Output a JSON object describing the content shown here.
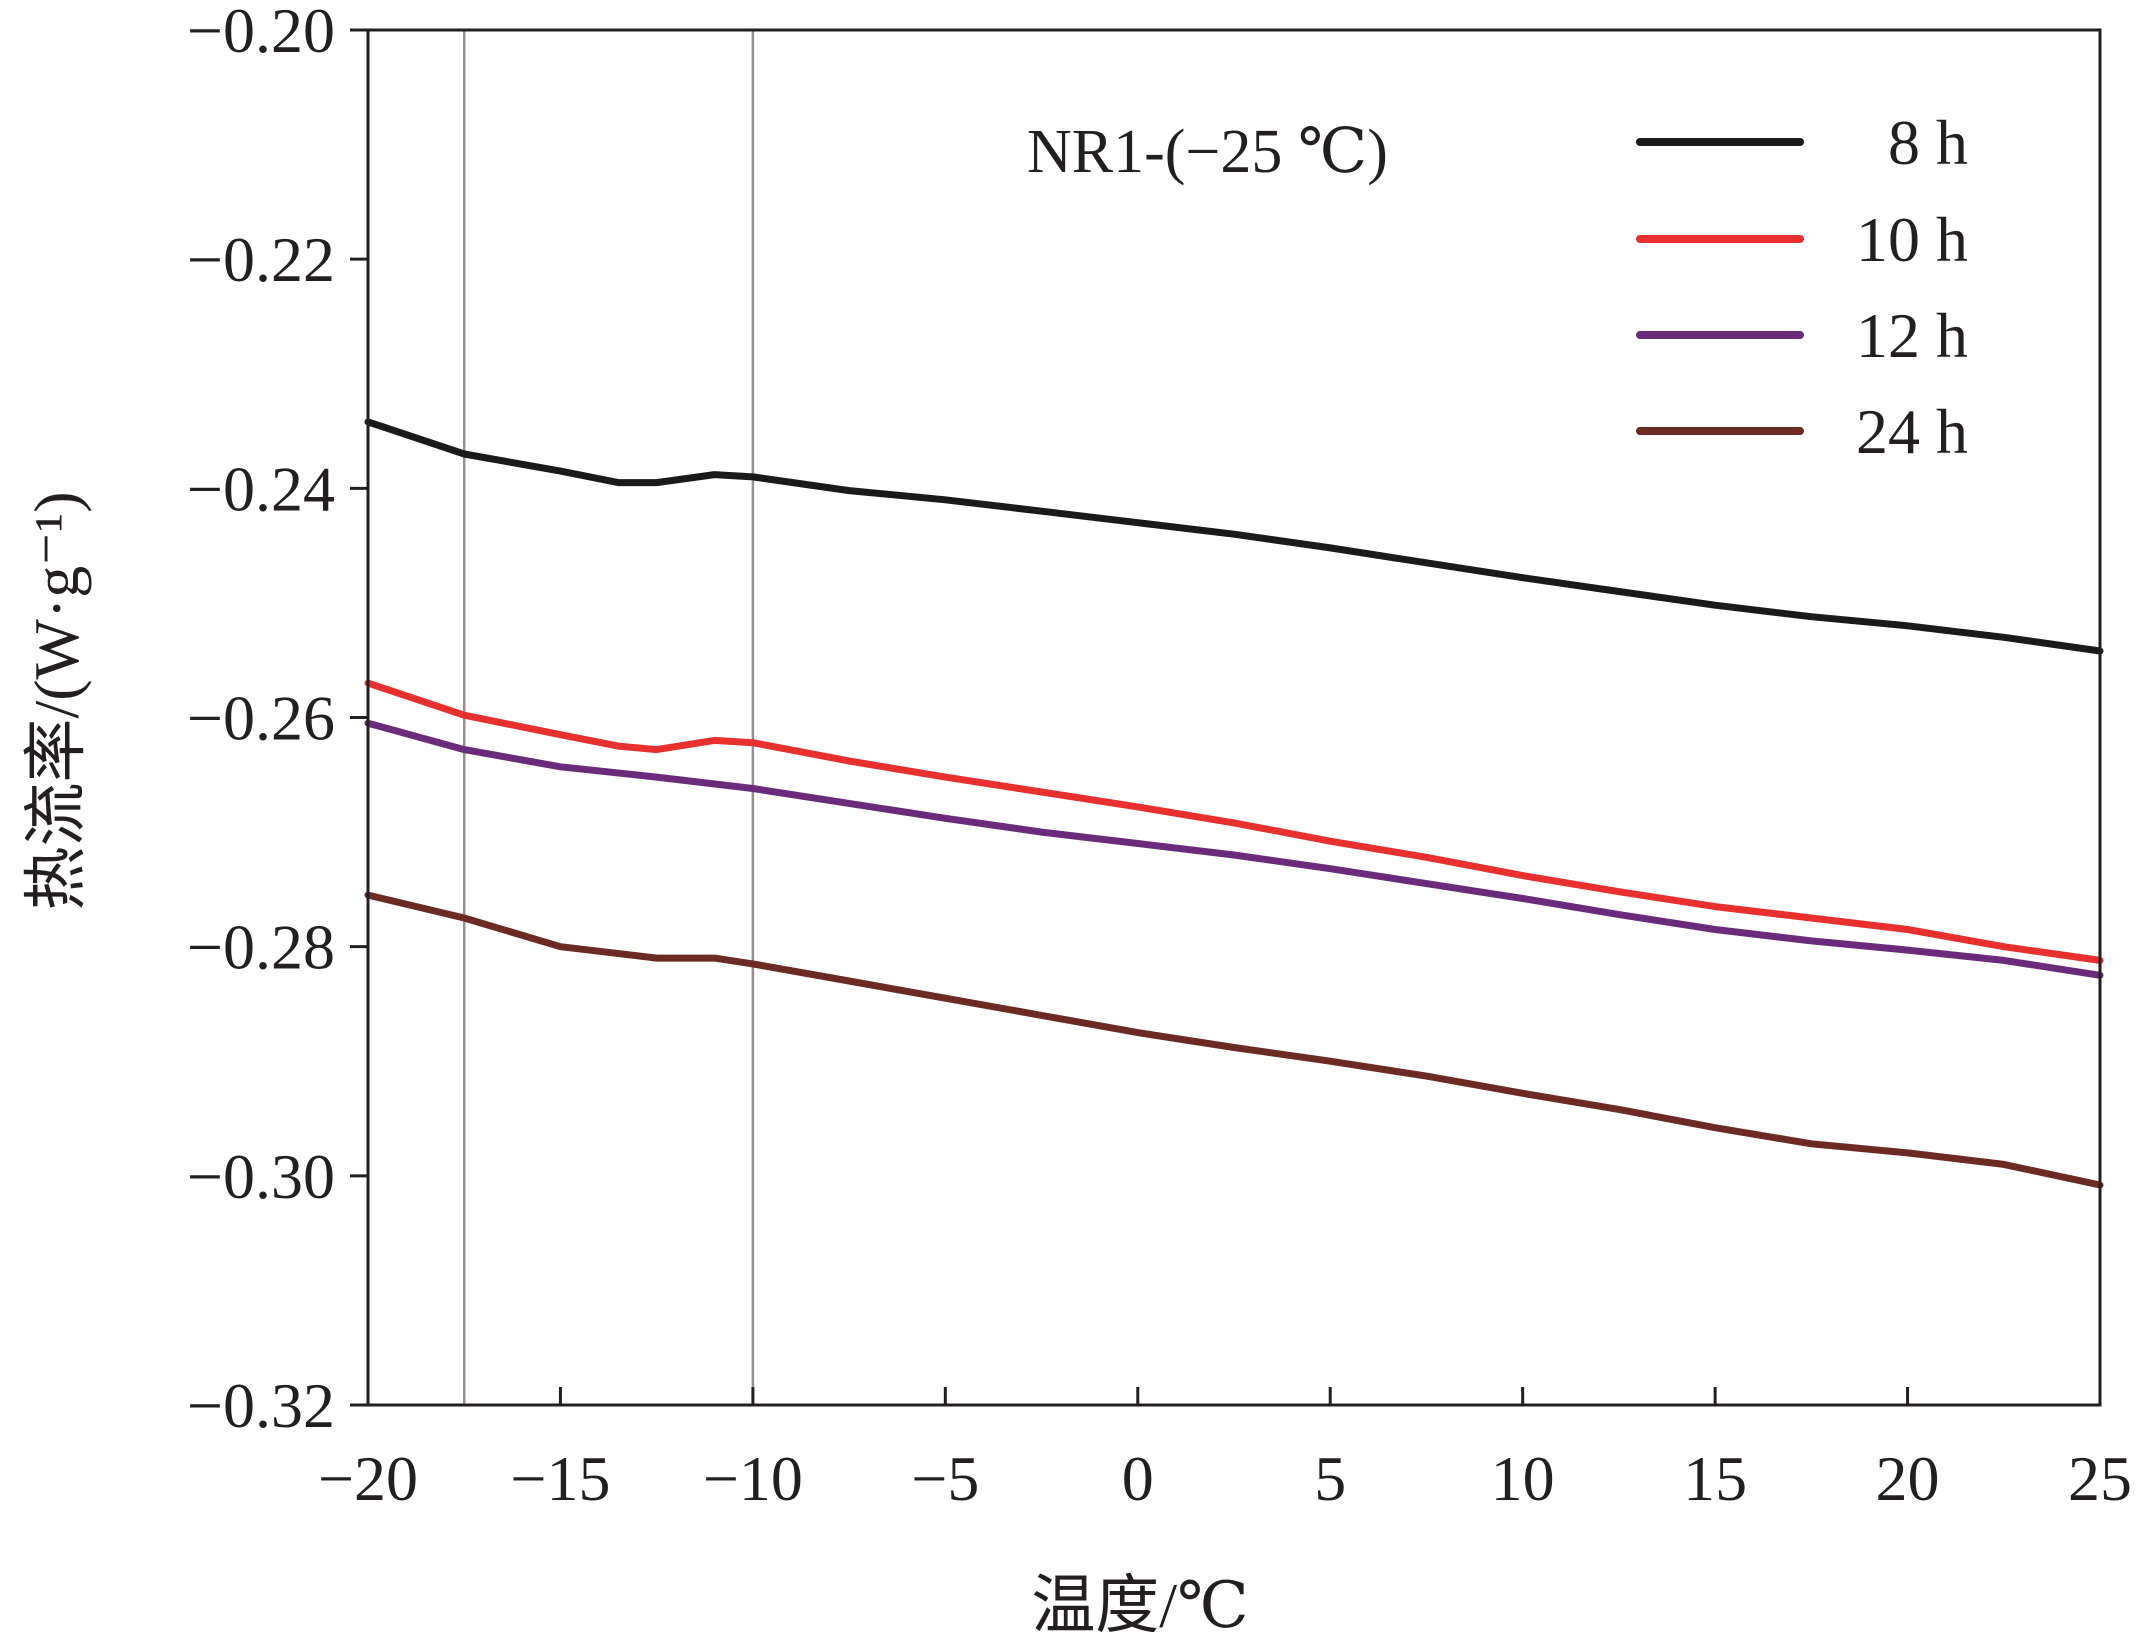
{
  "chart_data": {
    "type": "line",
    "annotation": "NR1-(−25 ℃)",
    "xlabel": "温度/℃",
    "ylabel": "热流率/(W·g⁻¹)",
    "xlim": [
      -20,
      25
    ],
    "ylim": [
      -0.32,
      -0.2
    ],
    "x_ticks": [
      -20,
      -15,
      -10,
      -5,
      0,
      5,
      10,
      15,
      20,
      25
    ],
    "x_tick_labels": [
      "−20",
      "−15",
      "−10",
      "−5",
      "0",
      "5",
      "10",
      "15",
      "20",
      "25"
    ],
    "y_ticks": [
      -0.2,
      -0.22,
      -0.24,
      -0.26,
      -0.28,
      -0.3,
      -0.32
    ],
    "y_tick_labels": [
      "−0.20",
      "−0.22",
      "−0.24",
      "−0.26",
      "−0.28",
      "−0.30",
      "−0.32"
    ],
    "reference_lines_x": [
      -17.5,
      -10
    ],
    "grid": false,
    "legend_position": "top-right",
    "series": [
      {
        "name": "8 h",
        "color": "#1a1a1a",
        "x": [
          -20,
          -17.5,
          -15,
          -13.5,
          -12.5,
          -11,
          -10,
          -7.5,
          -5,
          -2.5,
          0,
          2.5,
          5,
          7.5,
          10,
          12.5,
          15,
          17.5,
          20,
          22.5,
          25
        ],
        "y": [
          -0.2342,
          -0.237,
          -0.2385,
          -0.2395,
          -0.2395,
          -0.2388,
          -0.239,
          -0.2402,
          -0.241,
          -0.242,
          -0.243,
          -0.244,
          -0.2452,
          -0.2465,
          -0.2478,
          -0.249,
          -0.2502,
          -0.2512,
          -0.252,
          -0.253,
          -0.2542
        ]
      },
      {
        "name": "10 h",
        "color": "#e8312f",
        "x": [
          -20,
          -17.5,
          -15,
          -13.5,
          -12.5,
          -11,
          -10,
          -7.5,
          -5,
          -2.5,
          0,
          2.5,
          5,
          7.5,
          10,
          12.5,
          15,
          17.5,
          20,
          22.5,
          25
        ],
        "y": [
          -0.257,
          -0.2598,
          -0.2615,
          -0.2625,
          -0.2628,
          -0.262,
          -0.2622,
          -0.2638,
          -0.2652,
          -0.2665,
          -0.2678,
          -0.2692,
          -0.2708,
          -0.2722,
          -0.2738,
          -0.2752,
          -0.2765,
          -0.2775,
          -0.2785,
          -0.28,
          -0.2812
        ]
      },
      {
        "name": "12 h",
        "color": "#6a2c7a",
        "x": [
          -20,
          -17.5,
          -15,
          -12.5,
          -10,
          -7.5,
          -5,
          -2.5,
          0,
          2.5,
          5,
          7.5,
          10,
          12.5,
          15,
          17.5,
          20,
          22.5,
          25
        ],
        "y": [
          -0.2605,
          -0.2628,
          -0.2643,
          -0.2652,
          -0.2662,
          -0.2675,
          -0.2688,
          -0.27,
          -0.271,
          -0.272,
          -0.2732,
          -0.2745,
          -0.2758,
          -0.2772,
          -0.2785,
          -0.2795,
          -0.2803,
          -0.2812,
          -0.2825
        ]
      },
      {
        "name": "24 h",
        "color": "#6b2a22",
        "x": [
          -20,
          -17.5,
          -15,
          -12.5,
          -11,
          -10,
          -7.5,
          -5,
          -2.5,
          0,
          2.5,
          5,
          7.5,
          10,
          12.5,
          15,
          17.5,
          20,
          22.5,
          25
        ],
        "y": [
          -0.2755,
          -0.2775,
          -0.28,
          -0.281,
          -0.281,
          -0.2815,
          -0.283,
          -0.2845,
          -0.286,
          -0.2875,
          -0.2888,
          -0.29,
          -0.2913,
          -0.2928,
          -0.2942,
          -0.2958,
          -0.2972,
          -0.298,
          -0.299,
          -0.3008
        ]
      }
    ]
  }
}
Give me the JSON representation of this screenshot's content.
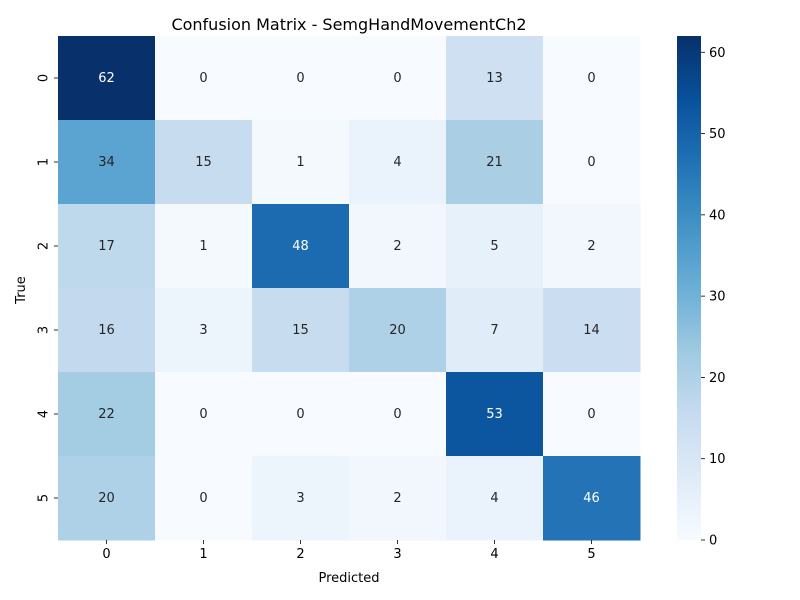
{
  "chart_data": {
    "type": "heatmap",
    "title": "Confusion Matrix - SemgHandMovementCh2",
    "xlabel": "Predicted",
    "ylabel": "True",
    "x_categories": [
      "0",
      "1",
      "2",
      "3",
      "4",
      "5"
    ],
    "y_categories": [
      "0",
      "1",
      "2",
      "3",
      "4",
      "5"
    ],
    "values": [
      [
        62,
        0,
        0,
        0,
        13,
        0
      ],
      [
        34,
        15,
        1,
        4,
        21,
        0
      ],
      [
        17,
        1,
        48,
        2,
        5,
        2
      ],
      [
        16,
        3,
        15,
        20,
        7,
        14
      ],
      [
        22,
        0,
        0,
        0,
        53,
        0
      ],
      [
        20,
        0,
        3,
        2,
        4,
        46
      ]
    ],
    "colorbar": {
      "min": 0,
      "max": 62,
      "ticks": [
        0,
        10,
        20,
        30,
        40,
        50,
        60
      ]
    },
    "colormap": "Blues"
  }
}
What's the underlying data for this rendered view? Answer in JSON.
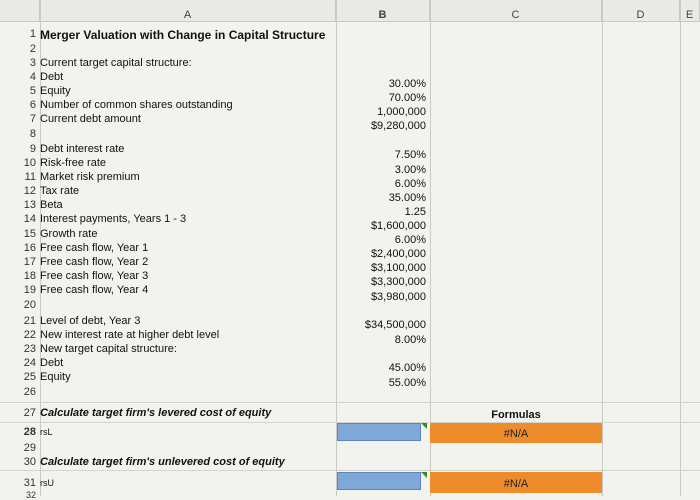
....
## What you will do:
Print every entry exactly as written, without the pictures.

## Output:
Output a JSON object describing the content shown here.
{
  "chart_data": {
    "type": "line",
    "annotation": "NR1-(−25 ℃)",
    "xlabel": "温度/℃",
    "ylabel": "热流率/(W·g⁻¹)",
    "xlim": [
      -20,
      25
    ],
    "ylim": [
      -0.32,
      -0.2
    ],
    "x_ticks": [
      -20,
      -15,
      -10,
      -5,
      0,
      5,
      10,
      15,
      20,
      25
    ],
    "x_tick_labels": [
      "−20",
      "−15",
      "−10",
      "−5",
      "0",
      "5",
      "10",
      "15",
      "20",
      "25"
    ],
    "y_ticks": [
      -0.2,
      -0.22,
      -0.24,
      -0.26,
      -0.28,
      -0.3,
      -0.32
    ],
    "y_tick_labels": [
      "−0.20",
      "−0.22",
      "−0.24",
      "−0.26",
      "−0.28",
      "−0.30",
      "−0.32"
    ],
    "reference_lines_x": [
      -17.5,
      -10
    ],
    "grid": false,
    "legend_position": "top-right",
    "series": [
      {
        "name": "8 h",
        "color": "#1a1a1a",
        "x": [
          -20,
          -17.5,
          -15,
          -13.5,
          -12.5,
          -11,
          -10,
          -7.5,
          -5,
          -2.5,
          0,
          2.5,
          5,
          7.5,
          10,
          12.5,
          15,
          17.5,
          20,
          22.5,
          25
        ],
        "y": [
          -0.2342,
          -0.237,
          -0.2385,
          -0.2395,
          -0.2395,
          -0.2388,
          -0.239,
          -0.2402,
          -0.241,
          -0.242,
          -0.243,
          -0.244,
          -0.2452,
          -0.2465,
          -0.2478,
          -0.249,
          -0.2502,
          -0.2512,
          -0.252,
          -0.253,
          -0.2542
        ]
      },
      {
        "name": "10 h",
        "color": "#e8312f",
        "x": [
          -20,
          -17.5,
          -15,
          -13.5,
          -12.5,
          -11,
          -10,
          -7.5,
          -5,
          -2.5,
          0,
          2.5,
          5,
          7.5,
          10,
          12.5,
          15,
          17.5,
          20,
          22.5,
          25
        ],
        "y": [
          -0.257,
          -0.2598,
          -0.2615,
          -0.2625,
          -0.2628,
          -0.262,
          -0.2622,
          -0.2638,
          -0.2652,
          -0.2665,
          -0.2678,
          -0.2692,
          -0.2708,
          -0.2722,
          -0.2738,
          -0.2752,
          -0.2765,
          -0.2775,
          -0.2785,
          -0.28,
          -0.2812
        ]
      },
      {
        "name": "12 h",
        "color": "#6a2c7a",
        "x": [
          -20,
          -17.5,
          -15,
          -12.5,
          -10,
          -7.5,
          -5,
          -2.5,
          0,
          2.5,
          5,
          7.5,
          10,
          12.5,
          15,
          17.5,
          20,
          22.5,
          25
        ],
        "y": [
          -0.2605,
          -0.2628,
          -0.2643,
          -0.2652,
          -0.2662,
          -0.2675,
          -0.2688,
          -0.27,
          -0.271,
          -0.272,
          -0.2732,
          -0.2745,
          -0.2758,
          -0.2772,
          -0.2785,
          -0.2795,
          -0.2803,
          -0.2812,
          -0.2825
        ]
      },
      {
        "name": "24 h",
        "color": "#6b2a22",
        "x": [
          -20,
          -17.5,
          -15,
          -12.5,
          -11,
          -10,
          -7.5,
          -5,
          -2.5,
          0,
          2.5,
          5,
          7.5,
          10,
          12.5,
          15,
          17.5,
          20,
          22.5,
          25
        ],
        "y": [
          -0.2755,
          -0.2775,
          -0.28,
          -0.281,
          -0.281,
          -0.2815,
          -0.283,
          -0.2845,
          -0.286,
          -0.2875,
          -0.2888,
          -0.29,
          -0.2913,
          -0.2928,
          -0.2942,
          -0.2958,
          -0.2972,
          -0.298,
          -0.299,
          -0.3008
        ]
      }
    ]
  }
}
Give me the JSON representation of this screenshot's content.
{
  "chart_data": {
    "type": "heatmap",
    "title": "Confusion Matrix - SemgHandMovementCh2",
    "xlabel": "Predicted",
    "ylabel": "True",
    "x_categories": [
      "0",
      "1",
      "2",
      "3",
      "4",
      "5"
    ],
    "y_categories": [
      "0",
      "1",
      "2",
      "3",
      "4",
      "5"
    ],
    "values": [
      [
        62,
        0,
        0,
        0,
        13,
        0
      ],
      [
        34,
        15,
        1,
        4,
        21,
        0
      ],
      [
        17,
        1,
        48,
        2,
        5,
        2
      ],
      [
        16,
        3,
        15,
        20,
        7,
        14
      ],
      [
        22,
        0,
        0,
        0,
        53,
        0
      ],
      [
        20,
        0,
        3,
        2,
        4,
        46
      ]
    ],
    "colorbar": {
      "min": 0,
      "max": 62,
      "ticks": [
        0,
        10,
        20,
        30,
        40,
        50,
        60
      ]
    },
    "colormap": "Blues"
  }
}
What's the underlying data for this rendered view? Answer in JSON.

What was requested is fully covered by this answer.